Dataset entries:
— begin —
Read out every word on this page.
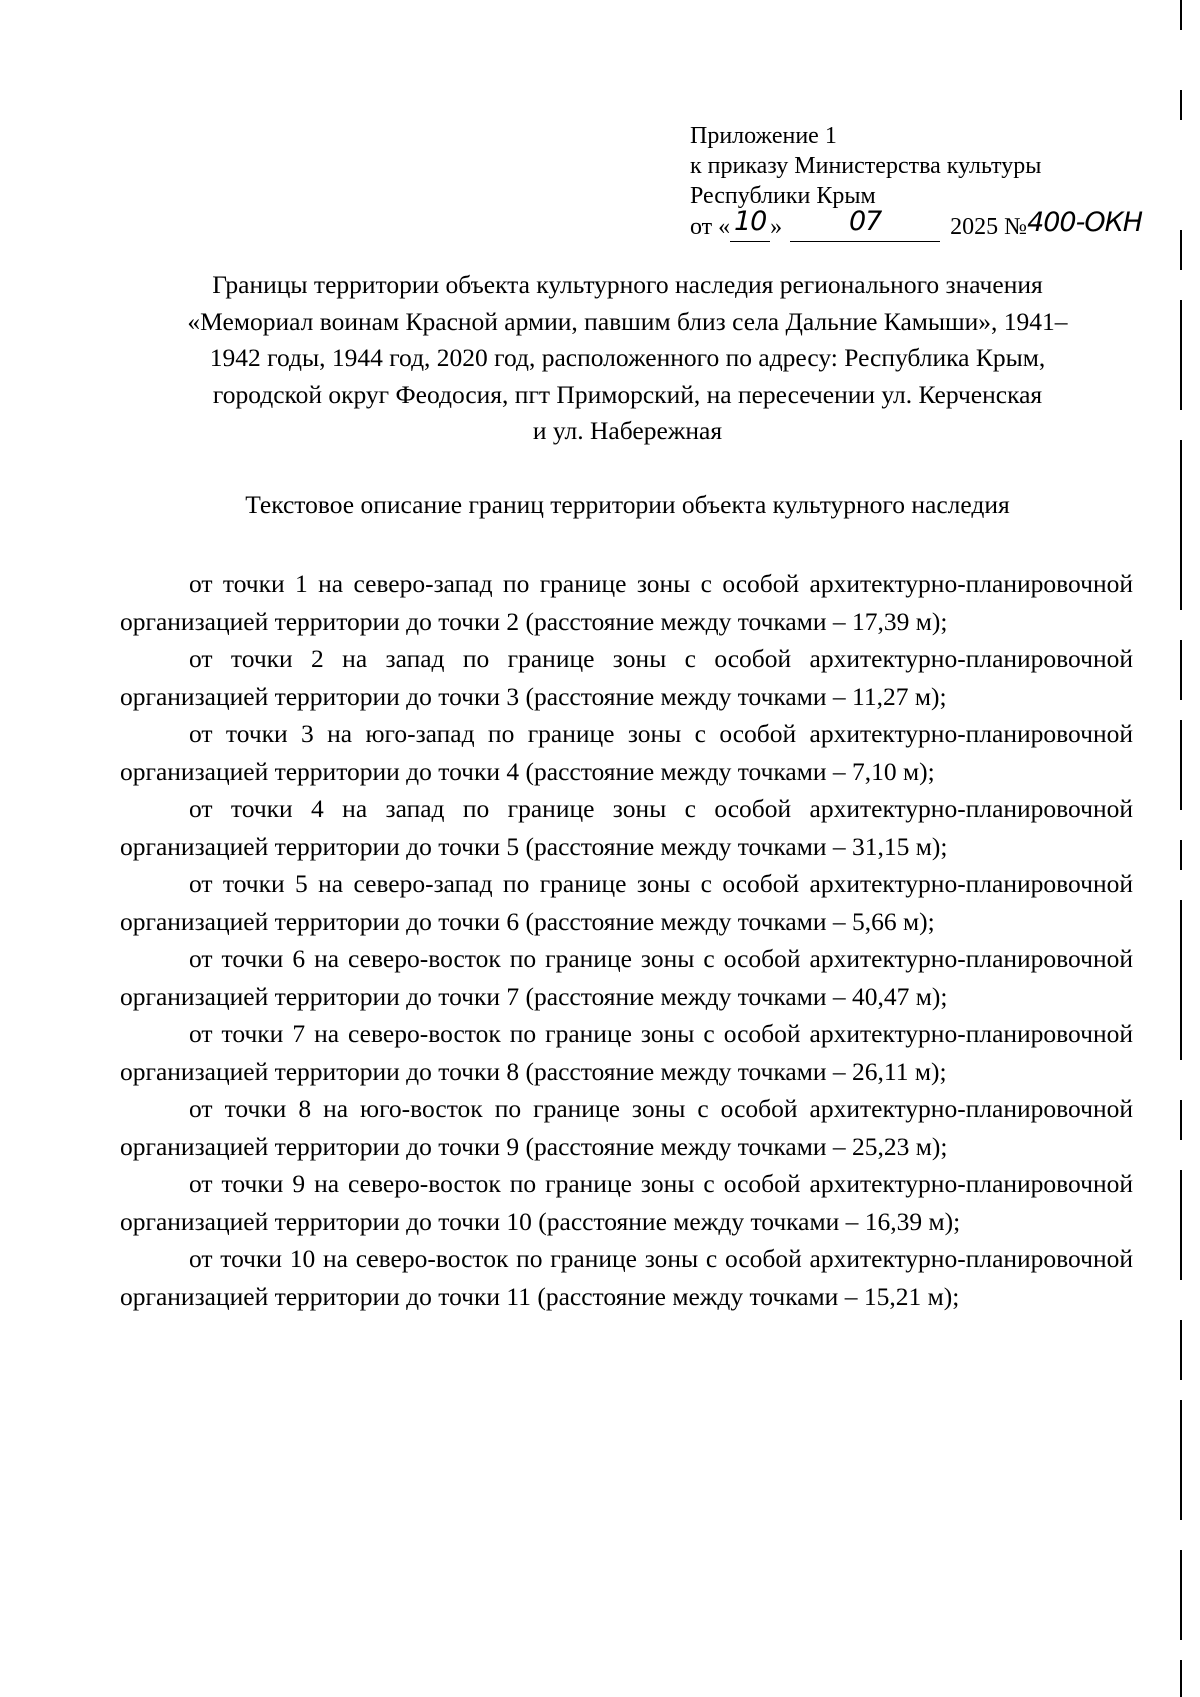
Приложение 1
к приказу Министерства культуры
Республики Крым
от « 10 »	07	2025 № 400-ОКН
Границы территории объекта культурного наследия регионального значения
«Мемориал воинам Красной армии, павшим близ села Дальние Камыши», 1941–
1942 годы, 1944 год, 2020 год, расположенного по адресу: Республика Крым,
городской округ Феодосия, пгт Приморский, на пересечении ул. Керченская
и ул. Набережная
Текстовое описание границ территории объекта культурного наследия

от точки 1 на северо-запад по границе зоны с особой архитектурно-планировочной организацией территории до точки 2 (расстояние между точками – 17,39 м);

от точки 2 на запад по границе зоны с особой архитектурно-планировочной организацией территории до точки 3 (расстояние между точками – 11,27 м);

от точки 3 на юго-запад по границе зоны с особой архитектурно-планировочной организацией территории до точки 4 (расстояние между точками – 7,10 м);

от точки 4 на запад по границе зоны с особой архитектурно-планировочной организацией территории до точки 5 (расстояние между точками – 31,15 м);

от точки 5 на северо-запад по границе зоны с особой архитектурно-планировочной организацией территории до точки 6 (расстояние между точками – 5,66 м);

от точки 6 на северо-восток по границе зоны с особой архитектурно-планировочной организацией территории до точки 7 (расстояние между точками – 40,47 м);

от точки 7 на северо-восток по границе зоны с особой архитектурно-планировочной организацией территории до точки 8 (расстояние между точками – 26,11 м);

от точки 8 на юго-восток по границе зоны с особой архитектурно-планировочной организацией территории до точки 9 (расстояние между точками – 25,23 м);

от точки 9 на северо-восток по границе зоны с особой архитектурно-планировочной организацией территории до точки 10 (расстояние между точками – 16,39 м);

от точки 10 на северо-восток по границе зоны с особой архитектурно-планировочной организацией территории до точки 11 (расстояние между точками – 15,21 м);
— end —
STATED PROBLEM: Restate each line of the records exactly; pictures do not belong in the copy.

WRITTEN SOLUTION:
Read out every word on this page.
Приложение 1
к приказу Министерства культуры
Республики Крым
от « 10 »	07	2025 № 400-ОКН
Границы территории объекта культурного наследия регионального значения
«Мемориал воинам Красной армии, павшим близ села Дальние Камыши», 1941–
1942 годы, 1944 год, 2020 год, расположенного по адресу: Республика Крым,
городской округ Феодосия, пгт Приморский, на пересечении ул. Керченская
и ул. Набережная
Текстовое описание границ территории объекта культурного наследия

от точки 1 на северо-запад по границе зоны с особой архитектурно-планировочной организацией территории до точки 2 (расстояние между точками – 17,39 м);

от точки 2 на запад по границе зоны с особой архитектурно-планировочной организацией территории до точки 3 (расстояние между точками – 11,27 м);

от точки 3 на юго-запад по границе зоны с особой архитектурно-планировочной организацией территории до точки 4 (расстояние между точками – 7,10 м);

от точки 4 на запад по границе зоны с особой архитектурно-планировочной организацией территории до точки 5 (расстояние между точками – 31,15 м);

от точки 5 на северо-запад по границе зоны с особой архитектурно-планировочной организацией территории до точки 6 (расстояние между точками – 5,66 м);

от точки 6 на северо-восток по границе зоны с особой архитектурно-планировочной организацией территории до точки 7 (расстояние между точками – 40,47 м);

от точки 7 на северо-восток по границе зоны с особой архитектурно-планировочной организацией территории до точки 8 (расстояние между точками – 26,11 м);

от точки 8 на юго-восток по границе зоны с особой архитектурно-планировочной организацией территории до точки 9 (расстояние между точками – 25,23 м);

от точки 9 на северо-восток по границе зоны с особой архитектурно-планировочной организацией территории до точки 10 (расстояние между точками – 16,39 м);

от точки 10 на северо-восток по границе зоны с особой архитектурно-планировочной организацией территории до точки 11 (расстояние между точками – 15,21 м);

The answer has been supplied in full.